>>>
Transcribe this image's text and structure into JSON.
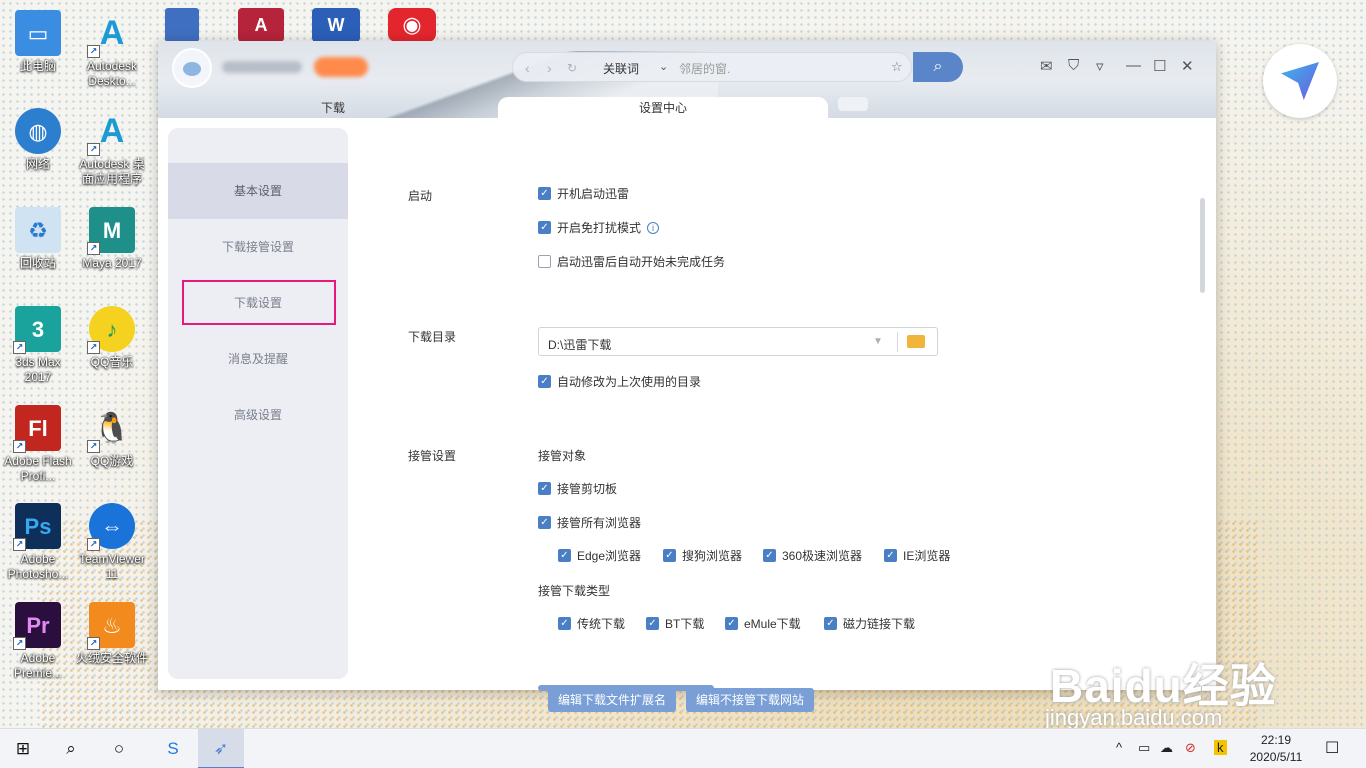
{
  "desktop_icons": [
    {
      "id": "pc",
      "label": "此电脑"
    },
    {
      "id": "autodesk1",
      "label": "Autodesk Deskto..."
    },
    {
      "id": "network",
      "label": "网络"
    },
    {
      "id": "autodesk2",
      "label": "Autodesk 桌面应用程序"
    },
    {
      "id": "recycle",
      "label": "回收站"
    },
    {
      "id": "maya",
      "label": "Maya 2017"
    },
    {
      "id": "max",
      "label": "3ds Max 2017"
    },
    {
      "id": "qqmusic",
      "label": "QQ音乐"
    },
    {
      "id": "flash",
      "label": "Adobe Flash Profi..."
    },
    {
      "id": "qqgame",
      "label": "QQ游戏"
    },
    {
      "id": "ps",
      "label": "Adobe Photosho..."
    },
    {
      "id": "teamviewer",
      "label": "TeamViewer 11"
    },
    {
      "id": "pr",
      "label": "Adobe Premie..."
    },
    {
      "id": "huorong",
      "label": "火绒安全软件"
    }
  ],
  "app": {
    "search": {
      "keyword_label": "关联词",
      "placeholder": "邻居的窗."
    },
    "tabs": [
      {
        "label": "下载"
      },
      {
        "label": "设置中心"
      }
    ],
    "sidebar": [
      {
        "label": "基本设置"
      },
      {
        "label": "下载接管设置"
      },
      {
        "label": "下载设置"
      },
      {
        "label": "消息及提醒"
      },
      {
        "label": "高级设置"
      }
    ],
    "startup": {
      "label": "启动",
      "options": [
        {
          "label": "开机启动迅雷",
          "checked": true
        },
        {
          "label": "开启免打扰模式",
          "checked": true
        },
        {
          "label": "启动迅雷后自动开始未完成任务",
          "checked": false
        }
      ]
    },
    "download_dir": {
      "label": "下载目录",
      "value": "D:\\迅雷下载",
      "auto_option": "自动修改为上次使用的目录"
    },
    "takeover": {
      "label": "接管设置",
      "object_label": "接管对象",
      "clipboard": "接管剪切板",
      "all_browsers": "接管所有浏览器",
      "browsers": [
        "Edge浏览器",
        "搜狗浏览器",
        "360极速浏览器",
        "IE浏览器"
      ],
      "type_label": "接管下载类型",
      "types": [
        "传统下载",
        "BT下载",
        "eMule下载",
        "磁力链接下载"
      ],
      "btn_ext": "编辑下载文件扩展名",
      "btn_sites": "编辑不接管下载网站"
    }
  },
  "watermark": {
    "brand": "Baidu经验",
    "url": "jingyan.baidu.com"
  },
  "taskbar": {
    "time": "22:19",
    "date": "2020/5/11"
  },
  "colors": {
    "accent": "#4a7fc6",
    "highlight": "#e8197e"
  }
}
<<<
>>>
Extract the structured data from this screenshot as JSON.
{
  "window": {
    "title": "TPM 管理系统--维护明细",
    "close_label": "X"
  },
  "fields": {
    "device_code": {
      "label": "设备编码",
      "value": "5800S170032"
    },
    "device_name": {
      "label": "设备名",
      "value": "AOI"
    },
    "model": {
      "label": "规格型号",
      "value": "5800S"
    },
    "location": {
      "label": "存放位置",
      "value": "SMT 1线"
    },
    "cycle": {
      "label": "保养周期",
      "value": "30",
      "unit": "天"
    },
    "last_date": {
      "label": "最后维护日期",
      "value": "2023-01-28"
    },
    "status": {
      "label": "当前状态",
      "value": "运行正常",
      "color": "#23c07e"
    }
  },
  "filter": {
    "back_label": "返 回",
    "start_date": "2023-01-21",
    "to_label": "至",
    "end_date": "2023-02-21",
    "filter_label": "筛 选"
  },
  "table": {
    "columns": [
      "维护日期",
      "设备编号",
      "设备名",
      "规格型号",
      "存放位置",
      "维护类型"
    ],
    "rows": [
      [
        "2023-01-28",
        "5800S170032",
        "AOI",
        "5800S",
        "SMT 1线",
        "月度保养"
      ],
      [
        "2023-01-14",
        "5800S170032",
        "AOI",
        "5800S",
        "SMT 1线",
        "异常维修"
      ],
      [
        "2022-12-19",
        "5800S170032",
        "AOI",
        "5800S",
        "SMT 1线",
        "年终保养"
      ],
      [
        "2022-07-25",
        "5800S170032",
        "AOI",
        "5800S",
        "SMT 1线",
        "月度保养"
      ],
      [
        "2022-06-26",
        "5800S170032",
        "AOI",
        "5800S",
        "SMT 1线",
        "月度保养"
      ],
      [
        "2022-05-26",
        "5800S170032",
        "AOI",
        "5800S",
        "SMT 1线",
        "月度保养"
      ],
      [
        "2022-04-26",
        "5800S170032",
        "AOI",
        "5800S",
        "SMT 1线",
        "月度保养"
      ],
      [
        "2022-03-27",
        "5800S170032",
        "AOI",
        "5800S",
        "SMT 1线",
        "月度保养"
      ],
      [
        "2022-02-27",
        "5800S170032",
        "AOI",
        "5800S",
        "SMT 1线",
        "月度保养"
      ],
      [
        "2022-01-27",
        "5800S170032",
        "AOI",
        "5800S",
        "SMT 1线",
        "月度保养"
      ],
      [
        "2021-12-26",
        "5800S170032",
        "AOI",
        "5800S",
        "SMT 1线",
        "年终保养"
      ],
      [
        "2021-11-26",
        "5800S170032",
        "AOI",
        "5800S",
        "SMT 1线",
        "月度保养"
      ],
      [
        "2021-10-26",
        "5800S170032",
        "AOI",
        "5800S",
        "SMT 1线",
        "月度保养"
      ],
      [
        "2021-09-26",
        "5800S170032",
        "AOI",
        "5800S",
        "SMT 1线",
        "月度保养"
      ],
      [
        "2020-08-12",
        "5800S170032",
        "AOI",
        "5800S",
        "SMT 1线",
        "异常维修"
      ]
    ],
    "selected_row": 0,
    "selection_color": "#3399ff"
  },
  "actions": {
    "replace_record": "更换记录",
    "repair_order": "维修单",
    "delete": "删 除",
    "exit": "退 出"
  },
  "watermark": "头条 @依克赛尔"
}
<<<
◆ **Written problem**
Find each line that has the word "Adobe", then copy it out.

◆ **Output below**
      "label": "Adobe Flash Profi..."
      "label": "Adobe Photosho..."
      "label": "Adobe Premie..."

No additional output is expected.